▶ _EXERCISE DIRECTIONS_: Find every line of the listing below where "negated" appears, and copy it.
** Begin **
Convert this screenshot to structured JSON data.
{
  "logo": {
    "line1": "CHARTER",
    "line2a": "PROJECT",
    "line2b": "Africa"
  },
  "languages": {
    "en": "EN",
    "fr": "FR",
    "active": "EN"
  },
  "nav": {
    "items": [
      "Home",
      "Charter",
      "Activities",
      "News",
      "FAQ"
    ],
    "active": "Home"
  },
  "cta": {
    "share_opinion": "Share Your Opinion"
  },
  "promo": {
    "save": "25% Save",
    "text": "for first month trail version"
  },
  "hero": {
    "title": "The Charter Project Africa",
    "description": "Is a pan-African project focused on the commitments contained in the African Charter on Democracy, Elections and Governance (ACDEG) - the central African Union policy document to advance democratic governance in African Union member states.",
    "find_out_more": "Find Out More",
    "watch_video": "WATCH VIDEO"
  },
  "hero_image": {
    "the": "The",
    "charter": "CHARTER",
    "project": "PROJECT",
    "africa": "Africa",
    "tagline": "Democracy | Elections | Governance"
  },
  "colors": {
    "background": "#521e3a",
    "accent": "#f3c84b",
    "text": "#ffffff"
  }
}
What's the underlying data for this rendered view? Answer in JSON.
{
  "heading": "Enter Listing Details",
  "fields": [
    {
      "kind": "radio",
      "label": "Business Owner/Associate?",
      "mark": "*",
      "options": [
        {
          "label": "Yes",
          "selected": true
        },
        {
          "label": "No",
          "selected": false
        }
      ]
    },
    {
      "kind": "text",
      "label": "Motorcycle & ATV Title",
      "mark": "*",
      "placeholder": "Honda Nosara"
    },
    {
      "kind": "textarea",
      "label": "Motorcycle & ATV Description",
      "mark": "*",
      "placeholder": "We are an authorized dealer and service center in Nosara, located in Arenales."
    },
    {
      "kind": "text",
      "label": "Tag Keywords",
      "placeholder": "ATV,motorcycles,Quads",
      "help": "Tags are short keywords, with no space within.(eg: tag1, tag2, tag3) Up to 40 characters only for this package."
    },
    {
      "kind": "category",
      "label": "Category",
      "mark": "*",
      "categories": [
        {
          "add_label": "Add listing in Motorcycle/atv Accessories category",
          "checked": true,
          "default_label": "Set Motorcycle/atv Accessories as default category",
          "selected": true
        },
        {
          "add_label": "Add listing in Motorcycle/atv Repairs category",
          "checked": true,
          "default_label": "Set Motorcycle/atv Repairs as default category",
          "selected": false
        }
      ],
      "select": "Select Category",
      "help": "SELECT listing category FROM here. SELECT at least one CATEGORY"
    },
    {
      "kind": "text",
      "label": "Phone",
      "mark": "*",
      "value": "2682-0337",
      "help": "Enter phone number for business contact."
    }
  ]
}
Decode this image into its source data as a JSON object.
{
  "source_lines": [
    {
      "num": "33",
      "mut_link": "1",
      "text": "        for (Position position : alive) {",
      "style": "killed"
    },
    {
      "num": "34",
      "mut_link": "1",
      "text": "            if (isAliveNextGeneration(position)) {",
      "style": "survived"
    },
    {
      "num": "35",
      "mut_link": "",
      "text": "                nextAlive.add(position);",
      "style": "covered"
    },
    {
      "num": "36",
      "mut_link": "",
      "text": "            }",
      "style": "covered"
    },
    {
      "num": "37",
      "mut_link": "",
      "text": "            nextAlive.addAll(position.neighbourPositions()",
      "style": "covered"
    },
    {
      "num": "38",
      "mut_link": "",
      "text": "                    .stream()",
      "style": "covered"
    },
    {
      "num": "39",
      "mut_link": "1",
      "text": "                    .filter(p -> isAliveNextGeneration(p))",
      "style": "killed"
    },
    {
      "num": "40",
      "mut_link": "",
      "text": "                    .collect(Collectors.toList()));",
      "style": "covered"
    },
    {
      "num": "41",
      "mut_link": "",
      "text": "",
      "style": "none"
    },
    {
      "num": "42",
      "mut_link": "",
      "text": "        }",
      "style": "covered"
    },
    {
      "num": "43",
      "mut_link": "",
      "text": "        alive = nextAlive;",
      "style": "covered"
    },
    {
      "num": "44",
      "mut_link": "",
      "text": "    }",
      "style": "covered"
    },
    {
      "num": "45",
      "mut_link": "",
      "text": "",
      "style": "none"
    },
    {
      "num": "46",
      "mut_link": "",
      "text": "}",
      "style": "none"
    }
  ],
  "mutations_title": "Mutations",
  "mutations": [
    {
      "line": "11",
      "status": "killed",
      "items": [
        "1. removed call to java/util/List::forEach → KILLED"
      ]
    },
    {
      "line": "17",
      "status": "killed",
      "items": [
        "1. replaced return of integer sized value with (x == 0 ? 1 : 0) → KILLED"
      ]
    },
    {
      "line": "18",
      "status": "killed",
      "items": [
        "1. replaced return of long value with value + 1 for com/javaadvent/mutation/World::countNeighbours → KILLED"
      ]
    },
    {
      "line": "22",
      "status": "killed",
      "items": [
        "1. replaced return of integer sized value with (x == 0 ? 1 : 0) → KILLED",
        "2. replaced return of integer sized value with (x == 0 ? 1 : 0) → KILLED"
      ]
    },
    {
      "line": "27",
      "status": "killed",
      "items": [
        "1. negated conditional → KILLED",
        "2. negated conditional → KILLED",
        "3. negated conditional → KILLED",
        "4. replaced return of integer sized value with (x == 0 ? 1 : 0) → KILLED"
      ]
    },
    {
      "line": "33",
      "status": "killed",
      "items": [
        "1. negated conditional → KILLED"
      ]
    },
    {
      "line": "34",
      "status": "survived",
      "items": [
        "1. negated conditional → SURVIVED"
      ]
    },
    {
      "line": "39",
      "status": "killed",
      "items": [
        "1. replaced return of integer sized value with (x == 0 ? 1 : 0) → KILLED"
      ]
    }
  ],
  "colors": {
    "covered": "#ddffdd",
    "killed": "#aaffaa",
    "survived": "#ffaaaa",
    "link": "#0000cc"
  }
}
** End **
▶ _SOLVED PROBLEM_:
        "1. negated conditional → KILLED",
        "2. negated conditional → KILLED",
        "3. negated conditional → KILLED",
        "1. negated conditional → KILLED"
        "1. negated conditional → SURVIVED"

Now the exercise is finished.